● EXERCISE
Select, from the data, each line where "Banca" occurs.

● ROWS
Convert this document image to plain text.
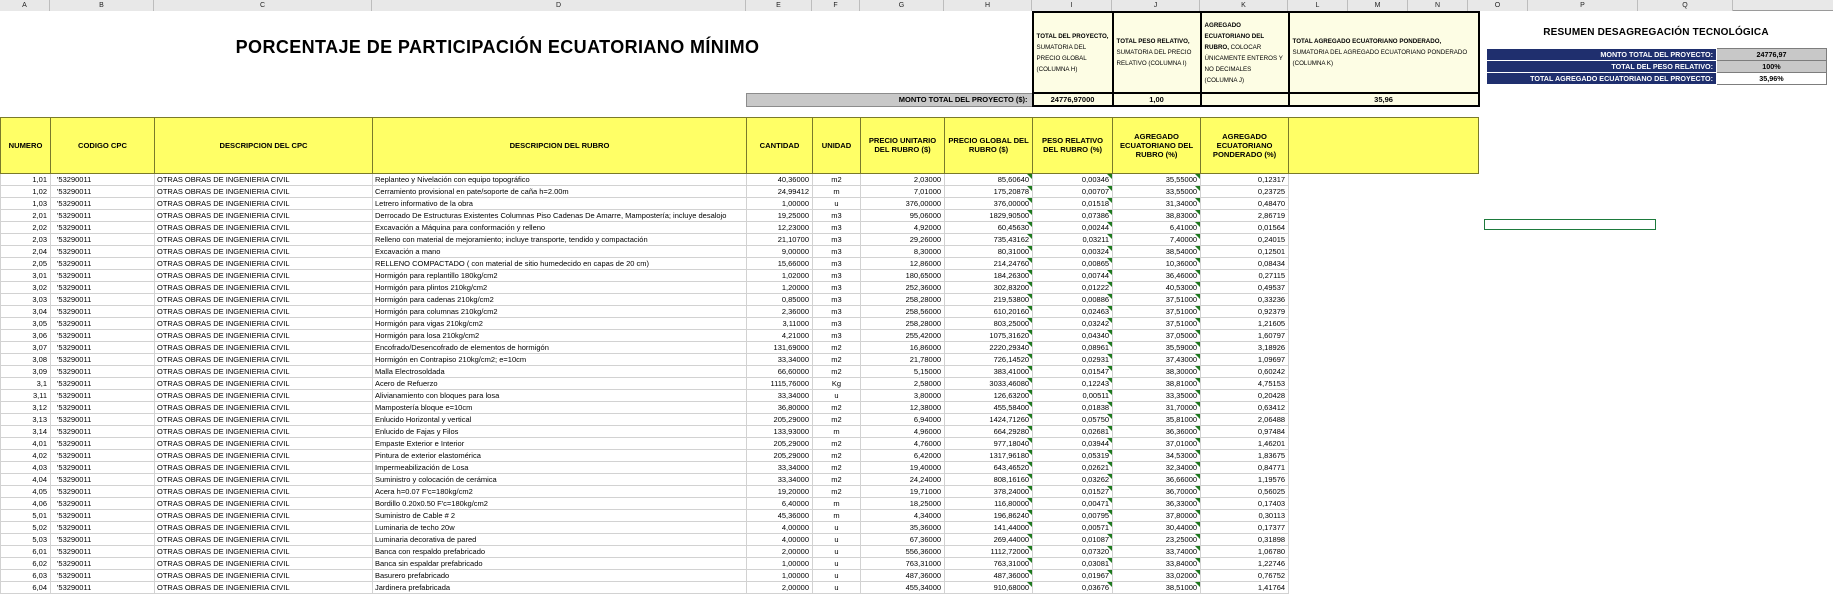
A	B	C	D	E	F	G	H	I	J	K	L	M	N	O	P	Q
	PORCENTAJE DE PARTICIPACIÓN ECUATORIANO MÍNIMO							TOTAL DEL PROYECTO, SUMATORIA DEL PRECIO GLOBAL (COLUMNA H)	TOTAL PESO RELATIVO, SUMATORIA DEL PRECIO RELATIVO (COLUMNA I)	AGREGADO ECUATORIANO DEL RUBRO, COLOCAR ÚNICAMENTE ENTEROS Y NO DECIMALES (COLUMNA J)	TOTAL AGREGADO ECUATORIANO PONDERADO, SUMATORIA DEL AGREGADO ECUATORIANO PONDERADO (COLUMNA K)	

				MONTO TOTAL DEL PROYECTO ($):				24776,97000	1,00		35,96	

NUMERO	CODIGO CPC	DESCRIPCION DEL CPC	DESCRIPCION DEL RUBRO	CANTIDAD	UNIDAD	PRECIO UNITARIO DEL RUBRO ($)	PRECIO GLOBAL DEL RUBRO ($)	PESO RELATIVO DEL RUBRO (%)	AGREGADO ECUATORIANO DEL RUBRO (%)	AGREGADO ECUATORIANO PONDERADO (%)		
1,01	'53290011	OTRAS OBRAS DE INGENIERIA CIVIL	Replanteo y Nivelación con equipo topográfico	40,36000	m2	2,03000	85,60640	0,00346	35,55000	0,12317		
1,02	'53290011	OTRAS OBRAS DE INGENIERIA CIVIL	Cerramiento provisional en pate/soporte de caña h=2.00m	24,99412	m	7,01000	175,20878	0,00707	33,55000	0,23725		
1,03	'53290011	OTRAS OBRAS DE INGENIERIA CIVIL	Letrero informativo de la obra	1,00000	u	376,00000	376,00000	0,01518	31,34000	0,48470		
2,01	'53290011	OTRAS OBRAS DE INGENIERIA CIVIL	Derrocado De Estructuras Existentes Columnas Piso Cadenas De Amarre, Mampostería; incluye desalojo	19,25000	m3	95,06000	1829,90500	0,07386	38,83000	2,86719		
2,02	'53290011	OTRAS OBRAS DE INGENIERIA CIVIL	Excavación a Máquina para conformación y relleno	12,23000	m3	4,92000	60,45630	0,00244	6,41000	0,01564		
2,03	'53290011	OTRAS OBRAS DE INGENIERIA CIVIL	Relleno con material de mejoramiento; incluye transporte, tendido y compactación	21,10700	m3	29,26000	735,43162	0,03211	7,40000	0,24015		
2,04	'53290011	OTRAS OBRAS DE INGENIERIA CIVIL	Excavación a mano	9,00000	m3	8,30000	80,31000	0,00324	38,54000	0,12501		
2,05	'53290011	OTRAS OBRAS DE INGENIERIA CIVIL	RELLENO COMPACTADO ( con material de sitio humedecido en capas de 20 cm)	15,66000	m3	12,86000	214,24760	0,00865	10,36000	0,08434		
3,01	'53290011	OTRAS OBRAS DE INGENIERIA CIVIL	Hormigón para replantillo 180kg/cm2	1,02000	m3	180,65000	184,26300	0,00744	36,46000	0,27115		
3,02	'53290011	OTRAS OBRAS DE INGENIERIA CIVIL	Hormigón para plintos 210kg/cm2	1,20000	m3	252,36000	302,83200	0,01222	40,53000	0,49537		
3,03	'53290011	OTRAS OBRAS DE INGENIERIA CIVIL	Hormigón para cadenas 210kg/cm2	0,85000	m3	258,28000	219,53800	0,00886	37,51000	0,33236		
3,04	'53290011	OTRAS OBRAS DE INGENIERIA CIVIL	Hormigón para columnas 210kg/cm2	2,36000	m3	258,56000	610,20160	0,02463	37,51000	0,92379		
3,05	'53290011	OTRAS OBRAS DE INGENIERIA CIVIL	Hormigón para vigas 210kg/cm2	3,11000	m3	258,28000	803,25000	0,03242	37,51000	1,21605		
3,06	'53290011	OTRAS OBRAS DE INGENIERIA CIVIL	Hormigón para losa 210kg/cm2	4,21000	m3	255,42000	1075,31620	0,04340	37,05000	1,60797		
3,07	'53290011	OTRAS OBRAS DE INGENIERIA CIVIL	Encofrado/Desencofrado de elementos de hormigón	131,69000	m2	16,86000	2220,29340	0,08961	35,59000	3,18926		
3,08	'53290011	OTRAS OBRAS DE INGENIERIA CIVIL	Hormigón en Contrapiso 210kg/cm2; e=10cm	33,34000	m2	21,78000	726,14520	0,02931	37,43000	1,09697		
3,09	'53290011	OTRAS OBRAS DE INGENIERIA CIVIL	Malla Electrosoldada	66,60000	m2	5,15000	383,41000	0,01547	38,30000	0,60242		
3,1	'53290011	OTRAS OBRAS DE INGENIERIA CIVIL	Acero de Refuerzo	1115,76000	Kg	2,58000	3033,46080	0,12243	38,81000	4,75153		
3,11	'53290011	OTRAS OBRAS DE INGENIERIA CIVIL	Alivianamiento con bloques para losa	33,34000	u	3,80000	126,63200	0,00511	33,35000	0,20428		
3,12	'53290011	OTRAS OBRAS DE INGENIERIA CIVIL	Mampostería bloque e=10cm	36,80000	m2	12,38000	455,58400	0,01838	31,70000	0,63412		
3,13	'53290011	OTRAS OBRAS DE INGENIERIA CIVIL	Enlucido Horizontal y vertical	205,29000	m2	6,94000	1424,71260	0,05750	35,81000	2,06488		
3,14	'53290011	OTRAS OBRAS DE INGENIERIA CIVIL	Enlucido de Fajas y Filos	133,93000	m	4,96000	664,29280	0,02681	36,36000	0,97484		
4,01	'53290011	OTRAS OBRAS DE INGENIERIA CIVIL	Empaste Exterior e Interior	205,29000	m2	4,76000	977,18040	0,03944	37,01000	1,46201		
4,02	'53290011	OTRAS OBRAS DE INGENIERIA CIVIL	Pintura de exterior elastomérica	205,29000	m2	6,42000	1317,96180	0,05319	34,53000	1,83675		
4,03	'53290011	OTRAS OBRAS DE INGENIERIA CIVIL	Impermeabilización de Losa	33,34000	m2	19,40000	643,46520	0,02621	32,34000	0,84771		
4,04	'53290011	OTRAS OBRAS DE INGENIERIA CIVIL	Suministro y colocación de cerámica	33,34000	m2	24,24000	808,16160	0,03262	36,66000	1,19576		
4,05	'53290011	OTRAS OBRAS DE INGENIERIA CIVIL	Acera h=0.07 F'c=180kg/cm2	19,20000	m2	19,71000	378,24000	0,01527	36,70000	0,56025		
4,06	'53290011	OTRAS OBRAS DE INGENIERIA CIVIL	Bordillo 0.20x0.50 F'c=180kg/cm2	6,40000	m	18,25000	116,80000	0,00471	36,33000	0,17403		
5,01	'53290011	OTRAS OBRAS DE INGENIERIA CIVIL	Suministro de Cable # 2	45,36000	m	4,34000	196,86240	0,00795	37,80000	0,30113		
5,02	'53290011	OTRAS OBRAS DE INGENIERIA CIVIL	Luminaria de techo 20w	4,00000	u	35,36000	141,44000	0,00571	30,44000	0,17377		
5,03	'53290011	OTRAS OBRAS DE INGENIERIA CIVIL	Luminaria decorativa de pared	4,00000	u	67,36000	269,44000	0,01087	23,25000	0,31898		
6,01	'53290011	OTRAS OBRAS DE INGENIERIA CIVIL	Banca con respaldo prefabricado	2,00000	u	556,36000	1112,72000	0,07320	33,74000	1,06780		
6,02	'53290011	OTRAS OBRAS DE INGENIERIA CIVIL	Banca sin espaldar prefabricado	1,00000	u	763,31000	763,31000	0,03081	33,84000	1,22746		
6,03	'53290011	OTRAS OBRAS DE INGENIERIA CIVIL	Basurero prefabricado	1,00000	u	487,36000	487,36000	0,01967	33,02000	0,76752		
6,04	'53290011	OTRAS OBRAS DE INGENIERIA CIVIL	Jardinera prefabricada	2,00000	u	455,34000	910,68000	0,03676	38,51000	1,41764		
RESUMEN DESAGREGACIÓN TECNOLÓGICA
MONTO TOTAL DEL PROYECTO:	24776,97
TOTAL DEL PESO RELATIVO:	100%
TOTAL AGREGADO ECUATORIANO DEL PROYECTO:	35,96%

● THE SOLUTION
6,01	'53290011	OTRAS OBRAS DE INGENIERIA CIVIL	Banca con respaldo prefabricado	2,00000	u	556,36000	1112,72000	0,07320	33,74000	1,06780		
6,02	'53290011	OTRAS OBRAS DE INGENIERIA CIVIL	Banca sin espaldar prefabricado	1,00000	u	763,31000	763,31000	0,03081	33,84000	1,22746		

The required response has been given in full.